[Stored items]
------------------------

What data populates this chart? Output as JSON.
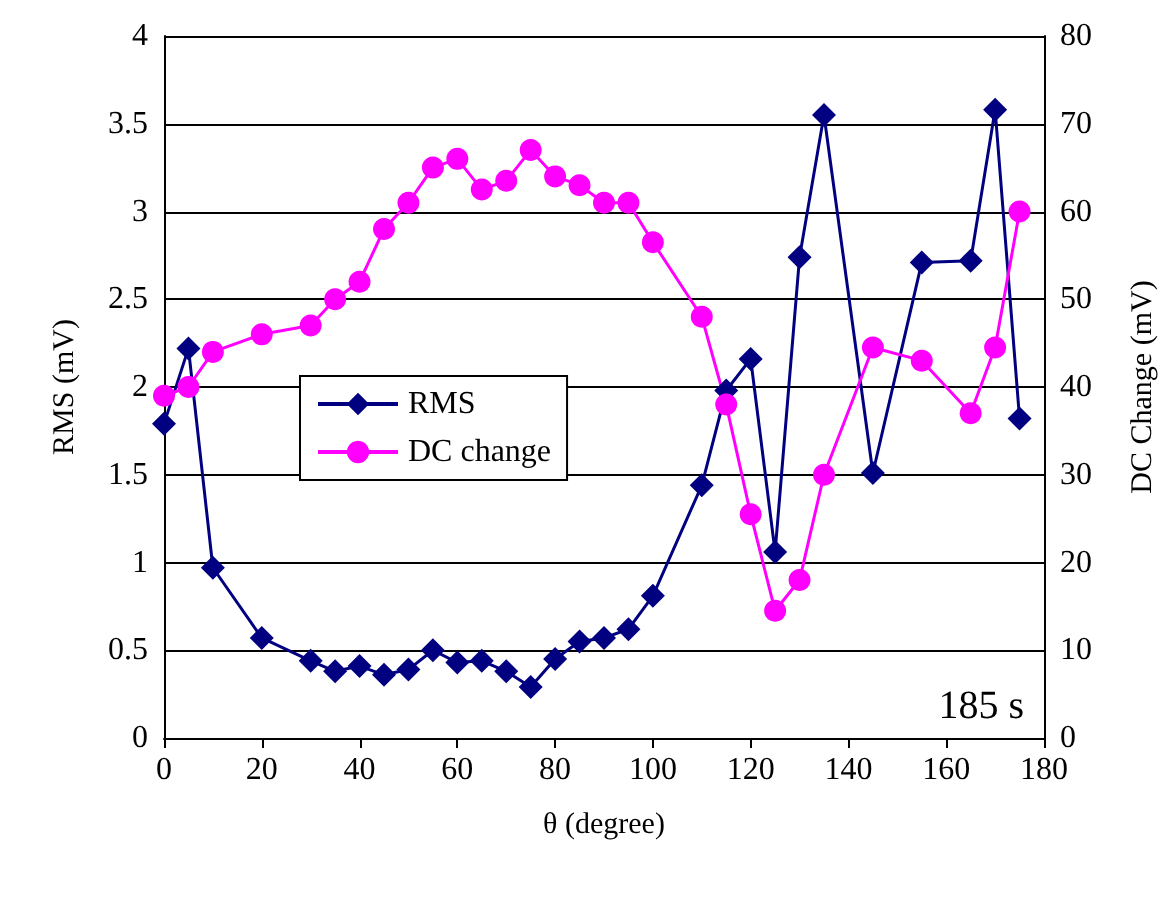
{
  "chart_data": {
    "type": "line",
    "xlabel": "θ (degree)",
    "ylabel": "RMS (mV)",
    "y2label": "DC Change (mV)",
    "annotations": [
      "185 s"
    ],
    "x": [
      0,
      5,
      10,
      20,
      30,
      35,
      40,
      45,
      50,
      55,
      60,
      65,
      70,
      75,
      80,
      85,
      90,
      95,
      100,
      110,
      115,
      120,
      125,
      130,
      135,
      145,
      155,
      165,
      170,
      175
    ],
    "series": [
      {
        "name": "RMS",
        "color": "#000080",
        "marker": "diamond",
        "values": [
          1.79,
          2.22,
          0.97,
          0.57,
          0.44,
          0.38,
          0.41,
          0.36,
          0.39,
          0.5,
          0.43,
          0.44,
          0.38,
          0.29,
          0.45,
          0.55,
          0.57,
          0.62,
          0.81,
          1.44,
          1.98,
          2.16,
          1.06,
          2.74,
          3.55,
          1.51,
          2.71,
          2.72,
          3.58,
          1.82
        ]
      },
      {
        "name": "DC change",
        "color": "#ff00ff",
        "marker": "circle",
        "axis": "y2",
        "values": [
          39,
          40,
          44,
          46,
          47,
          50,
          52,
          58,
          61,
          65,
          66,
          62.5,
          63.5,
          67,
          64,
          63,
          61,
          61,
          56.5,
          48,
          38,
          25.5,
          14.5,
          18,
          30,
          44.5,
          43,
          37,
          44.5,
          60
        ]
      }
    ],
    "xlim": [
      0,
      180
    ],
    "xticks": [
      0,
      20,
      40,
      60,
      80,
      100,
      120,
      140,
      160,
      180
    ],
    "ylim": [
      0,
      4
    ],
    "yticks": [
      0,
      0.5,
      1,
      1.5,
      2,
      2.5,
      3,
      3.5,
      4
    ],
    "y2lim": [
      0,
      80
    ],
    "y2ticks": [
      0,
      10,
      20,
      30,
      40,
      50,
      60,
      70,
      80
    ],
    "grid": "y",
    "legend": "left",
    "line_style": "solid"
  }
}
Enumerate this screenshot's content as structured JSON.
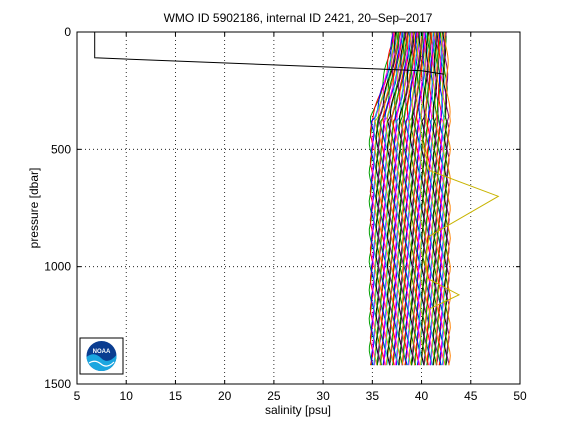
{
  "chart_data": {
    "type": "line",
    "title": "WMO ID 5902186, internal ID 2421, 20–Sep–2017",
    "xlabel": "salinity [psu]",
    "ylabel": "pressure [dbar]",
    "xlim": [
      5,
      50
    ],
    "ylim": [
      0,
      1500
    ],
    "y_reversed": true,
    "grid": true,
    "x_ticks": [
      "5",
      "10",
      "15",
      "20",
      "25",
      "30",
      "35",
      "40",
      "45",
      "50"
    ],
    "y_ticks": [
      "0",
      "500",
      "1000",
      "1500"
    ],
    "series": [
      {
        "color": "#000000",
        "x": [
          6.8,
          6.8,
          40.0,
          42.3
        ],
        "y": [
          0,
          110,
          165,
          180
        ]
      },
      {
        "color": "#c8b400",
        "x": [
          40.0,
          40.8,
          47.8,
          40.8,
          40.4,
          40.6,
          43.8,
          40.8,
          40.8
        ],
        "y": [
          460,
          590,
          700,
          870,
          960,
          1050,
          1120,
          1180,
          1260
        ]
      }
    ],
    "profile_band": {
      "description_colors": [
        "#00a000",
        "#ff0000",
        "#0000ff",
        "#ff00ff",
        "#00c0c0",
        "#c8b400",
        "#000000",
        "#008000",
        "#800080",
        "#ff8000"
      ],
      "surface_salinity_range": [
        37.0,
        42.5
      ],
      "deep_salinity_range": [
        34.8,
        42.8
      ],
      "pressure_range": [
        0,
        1420
      ]
    },
    "logo": "NOAA"
  }
}
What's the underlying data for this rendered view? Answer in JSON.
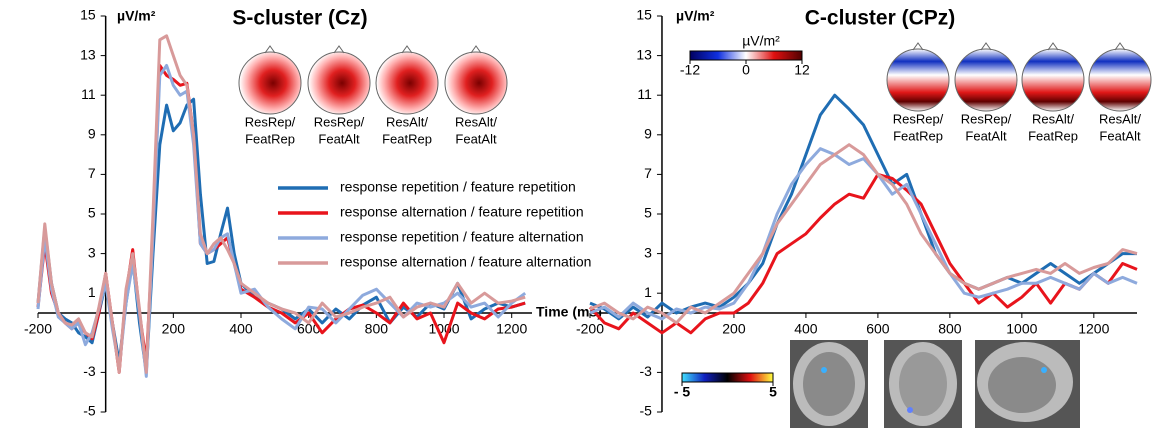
{
  "chart_data": [
    {
      "type": "line",
      "title": "S-cluster (Cz)",
      "ylabel": "µV/m²",
      "xlabel": "Time (ms)",
      "x": [
        -200,
        -180,
        -160,
        -140,
        -120,
        -100,
        -80,
        -60,
        -40,
        -20,
        0,
        20,
        40,
        60,
        80,
        100,
        120,
        140,
        160,
        180,
        200,
        220,
        240,
        260,
        280,
        300,
        320,
        340,
        360,
        380,
        400,
        440,
        480,
        520,
        560,
        600,
        640,
        680,
        720,
        760,
        800,
        840,
        880,
        920,
        960,
        1000,
        1040,
        1080,
        1120,
        1160,
        1200,
        1240
      ],
      "series": [
        {
          "name": "response repetition / feature repetition",
          "color": "#1f6db3",
          "values": [
            0.5,
            4.3,
            1.5,
            0,
            -0.3,
            -0.5,
            -1,
            -1.2,
            -1.5,
            0,
            1.5,
            -0.5,
            -2.5,
            0.5,
            2.7,
            -0.5,
            -3,
            3,
            8.5,
            10.5,
            9.2,
            9.6,
            10.5,
            10.8,
            6,
            2.5,
            2.6,
            4,
            5.3,
            3,
            1.5,
            0.8,
            0.5,
            0.2,
            -0.3,
            0.2,
            -0.5,
            0.2,
            -0.3,
            0.4,
            0.8,
            -0.5,
            0.3,
            -0.2,
            0.5,
            0.2,
            1.5,
            -0.3,
            0.2,
            0.5,
            0.3,
            0.5
          ]
        },
        {
          "name": "response alternation / feature repetition",
          "color": "#e8141c",
          "values": [
            0.3,
            3.5,
            1,
            0,
            -0.5,
            -0.8,
            -0.5,
            -1,
            -1.3,
            0,
            2,
            -0.5,
            -3,
            1,
            3.2,
            0,
            -2.5,
            4,
            12.5,
            12,
            11.8,
            11.5,
            11.6,
            9,
            3.5,
            3,
            3.2,
            3.5,
            3.8,
            2.5,
            1.2,
            0.8,
            0.3,
            0,
            -0.5,
            0,
            -1,
            -0.3,
            0.2,
            0.4,
            0,
            -0.5,
            0.5,
            -0.3,
            0,
            -1.5,
            0.5,
            0,
            -0.3,
            0.2,
            0.3,
            0.5
          ]
        },
        {
          "name": "response repetition / feature alternation",
          "color": "#8eaadd",
          "values": [
            0.2,
            3.8,
            1.2,
            -0.2,
            -0.5,
            -0.8,
            -0.5,
            -1.6,
            -1,
            0.2,
            1.5,
            -0.8,
            -2.8,
            0.5,
            2.5,
            0,
            -3.2,
            4,
            12,
            12.5,
            11.5,
            11,
            11.2,
            8.5,
            3.5,
            3,
            3.2,
            3.8,
            4,
            2.5,
            1,
            1.2,
            0.3,
            -0.3,
            -0.8,
            0.3,
            0.2,
            -0.5,
            0.2,
            0.9,
            1.2,
            0.5,
            -0.2,
            0.5,
            0.3,
            0.5,
            1,
            0.3,
            0.5,
            -0.2,
            0.5,
            1
          ]
        },
        {
          "name": "response alternation / feature alternation",
          "color": "#d89a9a",
          "values": [
            0.5,
            4.5,
            1.5,
            0,
            -0.5,
            -0.6,
            -0.3,
            -1,
            -1.2,
            0.3,
            2,
            -0.5,
            -3,
            1.2,
            3,
            0.2,
            -3,
            5,
            13.8,
            14,
            13,
            12,
            11.5,
            9,
            4,
            3,
            3.5,
            3.8,
            3.2,
            2.5,
            1.5,
            1,
            0.5,
            0.2,
            0,
            -0.5,
            0.5,
            -0.2,
            0,
            0.3,
            0.5,
            0.8,
            -0.2,
            0.3,
            0.5,
            0.3,
            1.5,
            0.5,
            1,
            0.5,
            0.6,
            0.8
          ]
        }
      ],
      "xlim": [
        -200,
        1260
      ],
      "xticks": [
        -200,
        200,
        400,
        600,
        800,
        1000,
        1200
      ],
      "ylim": [
        -5,
        15
      ],
      "yticks": [
        -5,
        -3,
        1,
        3,
        5,
        7,
        9,
        11,
        13,
        15
      ],
      "topo_labels": [
        [
          "ResRep/",
          "FeatRep"
        ],
        [
          "ResRep/",
          "FeatAlt"
        ],
        [
          "ResAlt/",
          "FeatRep"
        ],
        [
          "ResAlt/",
          "FeatAlt"
        ]
      ]
    },
    {
      "type": "line",
      "title": "C-cluster (CPz)",
      "ylabel": "µV/m²",
      "x": [
        -200,
        -160,
        -120,
        -80,
        -40,
        0,
        40,
        80,
        120,
        160,
        200,
        240,
        280,
        320,
        360,
        400,
        440,
        480,
        520,
        560,
        600,
        640,
        680,
        720,
        760,
        800,
        840,
        880,
        920,
        960,
        1000,
        1040,
        1080,
        1120,
        1160,
        1200,
        1240,
        1280,
        1320
      ],
      "series": [
        {
          "color": "#1f6db3",
          "values": [
            0.5,
            0.2,
            -0.3,
            0.3,
            -0.2,
            0.5,
            0,
            0.3,
            0.5,
            0.3,
            0.8,
            1.5,
            2.5,
            4.5,
            6,
            8,
            10,
            11,
            10.3,
            9.5,
            8,
            6.5,
            7,
            5,
            3,
            2,
            1.5,
            1.2,
            1.5,
            1.8,
            1.5,
            2,
            2.5,
            2,
            1.5,
            2,
            2.5,
            3,
            3
          ]
        },
        {
          "color": "#e8141c",
          "values": [
            0.3,
            -0.5,
            -0.8,
            0,
            -0.5,
            -1,
            -0.5,
            -1,
            -0.3,
            0,
            0,
            0.5,
            1.5,
            3,
            3.5,
            4,
            4.8,
            5.5,
            6,
            5.8,
            7,
            6.8,
            6.2,
            5.5,
            4,
            2.5,
            1.5,
            0.5,
            1,
            0.3,
            0.8,
            1.5,
            0.5,
            1.5,
            1.2,
            2,
            1.5,
            2.5,
            2.2
          ]
        },
        {
          "color": "#8eaadd",
          "values": [
            0,
            0.3,
            -0.2,
            0.5,
            0,
            -0.3,
            0.2,
            0,
            0.3,
            0.2,
            0.5,
            1.5,
            3,
            5,
            6.5,
            7.5,
            8.3,
            8,
            7.5,
            7.8,
            7,
            6,
            6.5,
            5,
            3.5,
            2,
            1,
            0.8,
            1,
            1.2,
            1.5,
            1.5,
            1.8,
            1.5,
            1.2,
            2,
            1.5,
            1.8,
            1.5
          ]
        },
        {
          "color": "#d89a9a",
          "values": [
            0.2,
            0.5,
            0,
            -0.3,
            0.3,
            0,
            -0.5,
            0.3,
            0,
            0.5,
            1,
            2,
            3,
            4.5,
            5.5,
            6.5,
            7.5,
            8,
            8.5,
            8,
            7,
            6.5,
            5.5,
            4,
            3,
            2,
            1.5,
            1.2,
            1.5,
            1.8,
            2,
            2.2,
            2,
            2.5,
            2,
            2.3,
            2.5,
            3.2,
            3
          ]
        }
      ],
      "xlim": [
        -200,
        1320
      ],
      "xticks": [
        -200,
        200,
        400,
        600,
        800,
        1000,
        1200
      ],
      "ylim": [
        -5,
        15
      ],
      "yticks": [
        -5,
        -3,
        1,
        3,
        5,
        7,
        9,
        11,
        13,
        15
      ],
      "topo_labels": [
        [
          "ResRep/",
          "FeatRep"
        ],
        [
          "ResRep/",
          "FeatAlt"
        ],
        [
          "ResAlt/",
          "FeatRep"
        ],
        [
          "ResAlt/",
          "FeatAlt"
        ]
      ],
      "colorbar": {
        "label": "µV/m²",
        "ticks": [
          -12,
          0,
          12
        ]
      },
      "mri_colorbar": {
        "ticks": [
          {
            "value": -5,
            "label": "- 5"
          },
          5
        ]
      }
    }
  ]
}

------------------------

WRITTEN EXERCISE: Go through the records. Copy each line where "cluster" appears.

EXERCISE ANSWER:
      "title": "S-cluster (Cz)",
      "title": "C-cluster (CPz)",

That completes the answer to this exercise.